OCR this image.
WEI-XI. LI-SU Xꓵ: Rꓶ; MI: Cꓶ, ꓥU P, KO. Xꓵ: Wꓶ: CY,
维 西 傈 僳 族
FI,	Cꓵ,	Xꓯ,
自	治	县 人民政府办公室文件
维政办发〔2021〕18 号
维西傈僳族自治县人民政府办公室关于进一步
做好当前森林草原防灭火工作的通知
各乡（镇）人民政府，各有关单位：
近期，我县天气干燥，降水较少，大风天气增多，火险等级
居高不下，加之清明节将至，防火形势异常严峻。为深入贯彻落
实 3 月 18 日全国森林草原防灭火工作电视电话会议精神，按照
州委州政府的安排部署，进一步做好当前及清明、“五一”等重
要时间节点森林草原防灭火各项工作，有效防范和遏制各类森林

------------------------------

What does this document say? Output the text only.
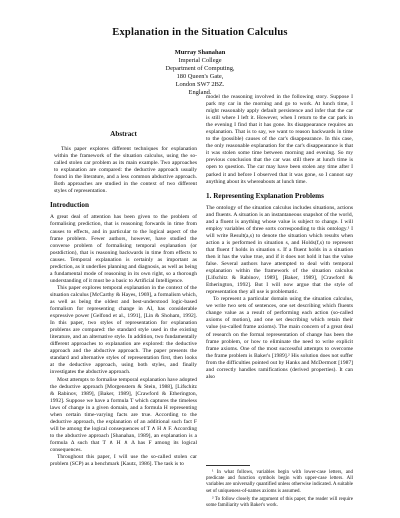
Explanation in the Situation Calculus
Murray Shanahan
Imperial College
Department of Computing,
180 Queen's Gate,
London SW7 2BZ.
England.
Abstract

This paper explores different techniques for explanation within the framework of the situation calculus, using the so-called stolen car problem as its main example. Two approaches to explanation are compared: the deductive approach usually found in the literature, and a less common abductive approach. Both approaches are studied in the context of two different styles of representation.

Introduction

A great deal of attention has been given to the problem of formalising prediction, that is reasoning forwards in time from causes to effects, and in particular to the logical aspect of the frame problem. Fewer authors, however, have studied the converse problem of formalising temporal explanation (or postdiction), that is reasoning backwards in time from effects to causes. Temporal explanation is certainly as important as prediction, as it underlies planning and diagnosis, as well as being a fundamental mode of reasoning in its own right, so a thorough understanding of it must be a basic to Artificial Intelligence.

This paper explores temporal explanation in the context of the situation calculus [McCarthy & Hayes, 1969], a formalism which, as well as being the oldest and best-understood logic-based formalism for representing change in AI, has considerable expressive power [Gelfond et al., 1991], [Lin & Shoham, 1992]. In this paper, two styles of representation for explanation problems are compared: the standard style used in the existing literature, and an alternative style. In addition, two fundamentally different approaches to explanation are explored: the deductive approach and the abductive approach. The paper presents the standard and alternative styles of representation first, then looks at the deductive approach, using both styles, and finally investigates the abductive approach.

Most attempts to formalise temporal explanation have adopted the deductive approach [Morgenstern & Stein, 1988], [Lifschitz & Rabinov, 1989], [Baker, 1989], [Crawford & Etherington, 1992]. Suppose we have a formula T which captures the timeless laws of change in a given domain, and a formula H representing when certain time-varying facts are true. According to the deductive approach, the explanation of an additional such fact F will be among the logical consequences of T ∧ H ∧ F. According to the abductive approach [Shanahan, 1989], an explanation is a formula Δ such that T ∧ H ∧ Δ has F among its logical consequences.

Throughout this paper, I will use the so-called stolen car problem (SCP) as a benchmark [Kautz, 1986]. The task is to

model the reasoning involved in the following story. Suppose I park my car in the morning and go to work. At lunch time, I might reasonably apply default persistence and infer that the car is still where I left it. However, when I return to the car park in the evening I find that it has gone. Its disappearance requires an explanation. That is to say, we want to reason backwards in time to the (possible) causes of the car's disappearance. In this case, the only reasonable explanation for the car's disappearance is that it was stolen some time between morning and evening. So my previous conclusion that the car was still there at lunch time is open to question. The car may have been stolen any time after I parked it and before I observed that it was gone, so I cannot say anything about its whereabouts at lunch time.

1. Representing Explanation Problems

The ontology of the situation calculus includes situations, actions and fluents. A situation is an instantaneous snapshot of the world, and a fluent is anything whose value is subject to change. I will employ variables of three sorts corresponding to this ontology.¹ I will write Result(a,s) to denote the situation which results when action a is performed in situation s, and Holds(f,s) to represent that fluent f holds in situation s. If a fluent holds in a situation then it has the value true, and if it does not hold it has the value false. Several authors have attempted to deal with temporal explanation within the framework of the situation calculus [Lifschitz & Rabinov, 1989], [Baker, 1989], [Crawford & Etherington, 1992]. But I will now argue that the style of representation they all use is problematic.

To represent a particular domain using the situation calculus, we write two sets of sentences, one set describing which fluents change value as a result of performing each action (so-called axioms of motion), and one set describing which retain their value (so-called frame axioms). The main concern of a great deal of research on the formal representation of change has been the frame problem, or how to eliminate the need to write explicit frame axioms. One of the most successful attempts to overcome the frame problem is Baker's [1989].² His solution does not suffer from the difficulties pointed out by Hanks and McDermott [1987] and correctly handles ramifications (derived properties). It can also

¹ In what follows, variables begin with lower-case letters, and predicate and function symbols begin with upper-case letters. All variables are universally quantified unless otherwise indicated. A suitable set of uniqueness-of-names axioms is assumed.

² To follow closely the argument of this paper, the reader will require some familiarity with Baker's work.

------------------------------

*BRIEF:*
Report back each line of the entries that holds the string "Shanahan".

*WRITTEN ANSWER:*
Murray Shanahan
Most attempts to formalise temporal explanation have adopted the deductive approach [Morgenstern & Stein, 1988], [Lifschitz & Rabinov, 1989], [Baker, 1989], [Crawford & Etherington, 1992]. Suppose we have a formula T which captures the timeless laws of change in a given domain, and a formula H representing when certain time-varying facts are true. According to the deductive approach, the explanation of an additional such fact F will be among the logical consequences of T ∧ H ∧ F. According to the abductive approach [Shanahan, 1989], an explanation is a formula Δ such that T ∧ H ∧ Δ has F among its logical consequences.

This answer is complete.